**Request**
Across all the lines below, how many contain the string "screenshot"? Please reply with the number only.

**Provided data**
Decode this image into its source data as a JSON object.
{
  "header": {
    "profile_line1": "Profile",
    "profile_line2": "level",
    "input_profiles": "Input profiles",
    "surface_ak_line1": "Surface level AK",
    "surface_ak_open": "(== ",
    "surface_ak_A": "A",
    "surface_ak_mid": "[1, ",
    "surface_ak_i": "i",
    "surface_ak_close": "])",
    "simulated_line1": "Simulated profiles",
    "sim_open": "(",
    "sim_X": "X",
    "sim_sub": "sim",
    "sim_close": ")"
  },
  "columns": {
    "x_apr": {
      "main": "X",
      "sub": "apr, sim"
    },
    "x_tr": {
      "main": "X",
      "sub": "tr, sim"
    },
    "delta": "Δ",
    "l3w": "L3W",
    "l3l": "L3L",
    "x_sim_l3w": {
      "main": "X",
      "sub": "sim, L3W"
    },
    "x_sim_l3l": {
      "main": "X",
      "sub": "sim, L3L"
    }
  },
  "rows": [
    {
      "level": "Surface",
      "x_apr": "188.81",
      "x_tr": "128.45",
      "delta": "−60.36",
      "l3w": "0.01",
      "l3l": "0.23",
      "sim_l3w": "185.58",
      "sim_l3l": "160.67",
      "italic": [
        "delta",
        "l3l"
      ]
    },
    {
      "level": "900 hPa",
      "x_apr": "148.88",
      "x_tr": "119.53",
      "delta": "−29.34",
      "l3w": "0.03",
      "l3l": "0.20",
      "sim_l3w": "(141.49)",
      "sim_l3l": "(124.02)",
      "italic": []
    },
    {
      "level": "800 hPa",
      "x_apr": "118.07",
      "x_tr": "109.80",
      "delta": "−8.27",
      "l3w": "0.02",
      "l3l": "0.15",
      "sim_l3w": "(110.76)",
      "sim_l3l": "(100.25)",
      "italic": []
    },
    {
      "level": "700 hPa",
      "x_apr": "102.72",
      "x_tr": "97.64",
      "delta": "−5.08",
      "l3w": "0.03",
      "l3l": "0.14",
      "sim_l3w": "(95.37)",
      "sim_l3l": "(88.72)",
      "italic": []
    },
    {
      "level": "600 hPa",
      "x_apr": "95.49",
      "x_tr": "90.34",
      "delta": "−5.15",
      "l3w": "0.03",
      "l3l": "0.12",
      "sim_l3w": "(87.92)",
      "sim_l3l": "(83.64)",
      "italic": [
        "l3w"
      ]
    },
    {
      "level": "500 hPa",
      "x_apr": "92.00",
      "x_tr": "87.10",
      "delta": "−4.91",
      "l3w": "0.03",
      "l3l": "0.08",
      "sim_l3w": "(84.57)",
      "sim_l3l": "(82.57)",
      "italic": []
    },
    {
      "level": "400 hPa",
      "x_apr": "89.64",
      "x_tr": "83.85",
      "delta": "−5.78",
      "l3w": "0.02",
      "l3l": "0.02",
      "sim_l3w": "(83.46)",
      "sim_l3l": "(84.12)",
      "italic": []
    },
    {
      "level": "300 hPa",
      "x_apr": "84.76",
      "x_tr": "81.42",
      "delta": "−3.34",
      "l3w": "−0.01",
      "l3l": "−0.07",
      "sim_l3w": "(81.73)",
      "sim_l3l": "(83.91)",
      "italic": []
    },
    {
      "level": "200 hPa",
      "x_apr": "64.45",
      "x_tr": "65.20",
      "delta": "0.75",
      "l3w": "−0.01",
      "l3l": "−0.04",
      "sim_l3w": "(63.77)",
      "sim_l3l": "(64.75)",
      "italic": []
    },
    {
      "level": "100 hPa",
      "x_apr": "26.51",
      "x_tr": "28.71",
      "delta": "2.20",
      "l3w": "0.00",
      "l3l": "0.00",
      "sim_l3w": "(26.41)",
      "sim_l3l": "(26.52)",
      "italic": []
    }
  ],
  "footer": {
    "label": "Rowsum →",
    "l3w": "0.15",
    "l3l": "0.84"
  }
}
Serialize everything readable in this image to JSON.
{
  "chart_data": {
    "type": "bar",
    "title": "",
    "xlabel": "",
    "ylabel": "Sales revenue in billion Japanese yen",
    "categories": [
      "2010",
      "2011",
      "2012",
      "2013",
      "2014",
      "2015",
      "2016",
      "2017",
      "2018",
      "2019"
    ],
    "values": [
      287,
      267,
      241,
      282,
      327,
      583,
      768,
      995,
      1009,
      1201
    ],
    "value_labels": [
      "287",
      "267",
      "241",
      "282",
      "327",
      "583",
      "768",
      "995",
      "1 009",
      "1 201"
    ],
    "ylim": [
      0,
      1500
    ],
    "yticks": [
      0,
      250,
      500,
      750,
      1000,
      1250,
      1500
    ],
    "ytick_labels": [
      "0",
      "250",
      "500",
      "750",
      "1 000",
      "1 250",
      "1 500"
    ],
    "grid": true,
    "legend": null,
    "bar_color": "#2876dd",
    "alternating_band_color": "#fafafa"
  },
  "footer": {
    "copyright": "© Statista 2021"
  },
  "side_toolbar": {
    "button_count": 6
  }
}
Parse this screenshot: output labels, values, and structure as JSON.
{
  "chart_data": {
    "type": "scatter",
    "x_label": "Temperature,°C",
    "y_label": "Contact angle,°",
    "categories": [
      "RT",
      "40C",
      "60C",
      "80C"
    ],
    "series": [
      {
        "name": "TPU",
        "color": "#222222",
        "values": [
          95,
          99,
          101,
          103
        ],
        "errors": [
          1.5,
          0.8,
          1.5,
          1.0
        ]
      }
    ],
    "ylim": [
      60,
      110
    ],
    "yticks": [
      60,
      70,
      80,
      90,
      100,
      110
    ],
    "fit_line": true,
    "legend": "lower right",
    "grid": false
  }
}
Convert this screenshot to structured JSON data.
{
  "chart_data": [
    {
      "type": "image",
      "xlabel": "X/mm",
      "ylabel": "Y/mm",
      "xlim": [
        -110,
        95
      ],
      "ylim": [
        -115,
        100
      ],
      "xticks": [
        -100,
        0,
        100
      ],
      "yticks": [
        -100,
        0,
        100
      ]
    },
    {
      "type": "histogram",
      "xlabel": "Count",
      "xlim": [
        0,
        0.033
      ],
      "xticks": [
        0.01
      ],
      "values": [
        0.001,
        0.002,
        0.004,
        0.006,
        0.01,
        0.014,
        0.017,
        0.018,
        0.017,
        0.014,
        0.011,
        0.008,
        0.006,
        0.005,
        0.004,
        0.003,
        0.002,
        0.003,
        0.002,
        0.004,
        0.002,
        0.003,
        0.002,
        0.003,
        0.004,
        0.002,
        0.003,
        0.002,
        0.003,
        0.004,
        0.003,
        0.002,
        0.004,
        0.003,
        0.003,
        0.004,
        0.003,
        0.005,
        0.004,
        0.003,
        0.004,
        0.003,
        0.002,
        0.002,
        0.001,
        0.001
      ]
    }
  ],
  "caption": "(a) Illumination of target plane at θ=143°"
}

**Expected answer**
2